**Requirement**
Copy the data that follows exactly. Include no pictures.

**Entries shown**
= = = = = = =
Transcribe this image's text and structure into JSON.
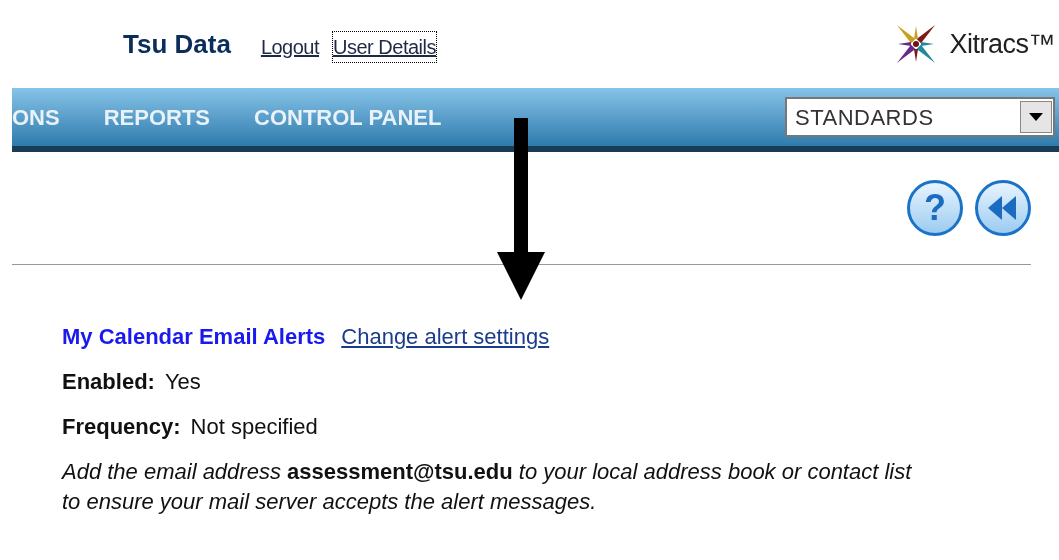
{
  "header": {
    "user": "Tsu Data",
    "links": [
      "Logout",
      "User Details"
    ],
    "logo": "Xitracs™"
  },
  "nav": {
    "items": [
      {
        "label": "ONS"
      },
      {
        "label": "REPORTS"
      },
      {
        "label": "CONTROL PANEL"
      }
    ],
    "select": {
      "value": "STANDARDS"
    }
  },
  "toolbar": {
    "buttons": [
      {
        "kind": "help",
        "label": "?"
      },
      {
        "kind": "back"
      }
    ]
  },
  "alerts": {
    "title": "My Calendar Email Alerts",
    "link": "Change alert settings",
    "fields": [
      {
        "label": "Enabled:",
        "value": "Yes"
      },
      {
        "label": "Frequency:",
        "value": "Not specified"
      }
    ],
    "note": [
      "Add the email address **assessment@tsu.edu** to your local address book or contact list",
      "to ensure your mail server accepts the alert messages."
    ]
  }
}
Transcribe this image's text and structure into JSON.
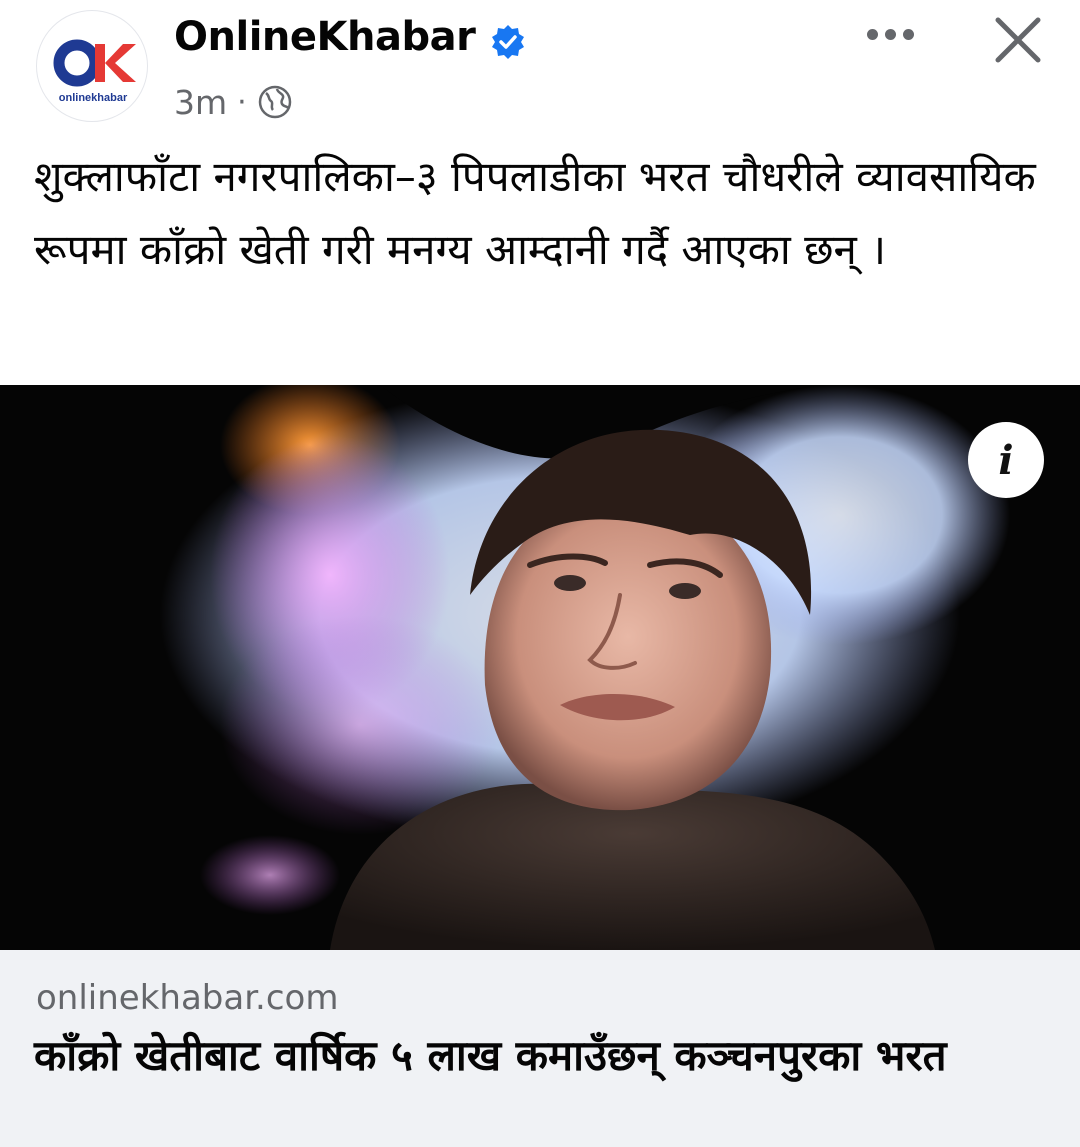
{
  "post": {
    "page_name": "OnlineKhabar",
    "avatar_logo_text": "onlinekhabar",
    "timestamp": "3m",
    "separator": "·",
    "audience_icon": "globe-icon",
    "verified_icon": "verified-badge-icon",
    "text": "शुक्लाफाँटा नगरपालिका–३ पिपलाडीका भरत चौधरीले व्यावसायिक रूपमा काँक्रो खेती गरी मनग्य आम्दानी गर्दै आएका छन् ।"
  },
  "link_preview": {
    "domain": "onlinekhabar.com",
    "title": "काँक्रो खेतीबाट वार्षिक ५ लाख कमाउँछन् कञ्चनपुरका भरत",
    "info_icon": "info-icon"
  },
  "colors": {
    "brand_blue": "#1877f2",
    "logo_red": "#e53935",
    "logo_navy": "#1f3a93",
    "secondary_text": "#65676b",
    "card_bg": "#f0f2f5"
  }
}
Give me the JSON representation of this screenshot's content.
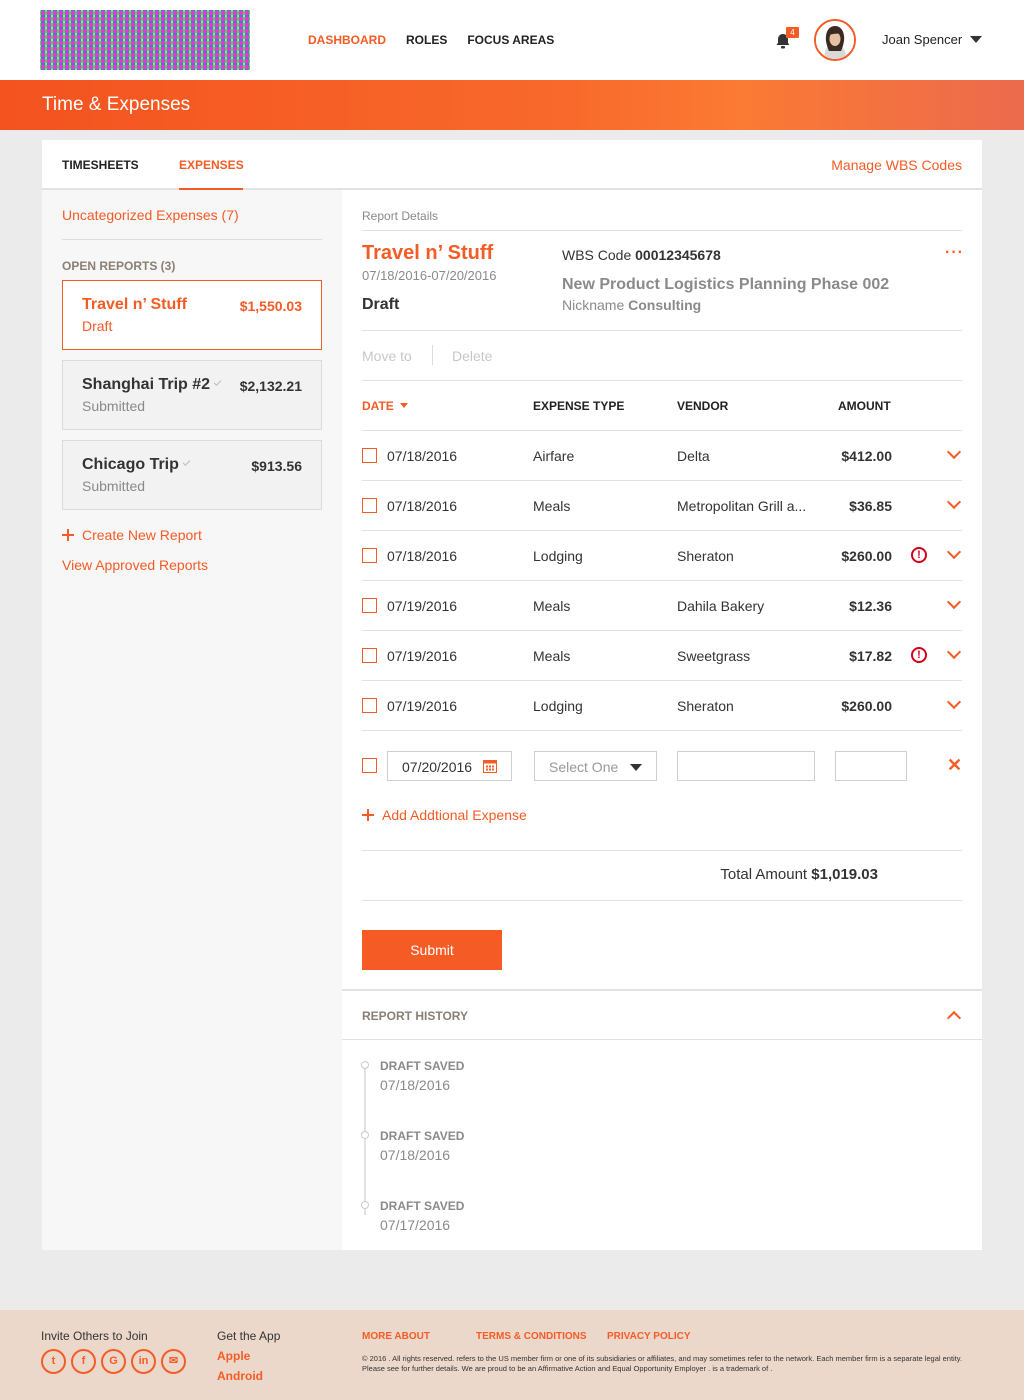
= = = = = = =
**The answer**
Transcribe this image's text and structure into JSON.
{
  "header": {
    "user": "Tsu Data",
    "links": [
      "Logout",
      "User Details"
    ],
    "logo": "Xitracs™"
  },
  "nav": {
    "items": [
      {
        "label": "ONS"
      },
      {
        "label": "REPORTS"
      },
      {
        "label": "CONTROL PANEL"
      }
    ],
    "select": {
      "value": "STANDARDS"
    }
  },
  "toolbar": {
    "buttons": [
      {
        "kind": "help",
        "label": "?"
      },
      {
        "kind": "back"
      }
    ]
  },
  "alerts": {
    "title": "My Calendar Email Alerts",
    "link": "Change alert settings",
    "fields": [
      {
        "label": "Enabled:",
        "value": "Yes"
      },
      {
        "label": "Frequency:",
        "value": "Not specified"
      }
    ],
    "note": [
      "Add the email address **assessment@tsu.edu** to your local address book or contact list",
      "to ensure your mail server accepts the alert messages."
    ]
  }
}
Transcribe this image's text and structure into JSON.
{
  "post": {
    "page_name": "OnlineKhabar",
    "avatar_logo_text": "onlinekhabar",
    "timestamp": "3m",
    "separator": "·",
    "audience_icon": "globe-icon",
    "verified_icon": "verified-badge-icon",
    "text": "शुक्लाफाँटा नगरपालिका–३ पिपलाडीका भरत चौधरीले व्यावसायिक रूपमा काँक्रो खेती गरी मनग्य आम्दानी गर्दै आएका छन् ।"
  },
  "link_preview": {
    "domain": "onlinekhabar.com",
    "title": "काँक्रो खेतीबाट वार्षिक ५ लाख कमाउँछन् कञ्चनपुरका भरत",
    "info_icon": "info-icon"
  },
  "colors": {
    "brand_blue": "#1877f2",
    "logo_red": "#e53935",
    "logo_navy": "#1f3a93",
    "secondary_text": "#65676b",
    "card_bg": "#f0f2f5"
  }
}
Give me the JSON representation of this screenshot's content.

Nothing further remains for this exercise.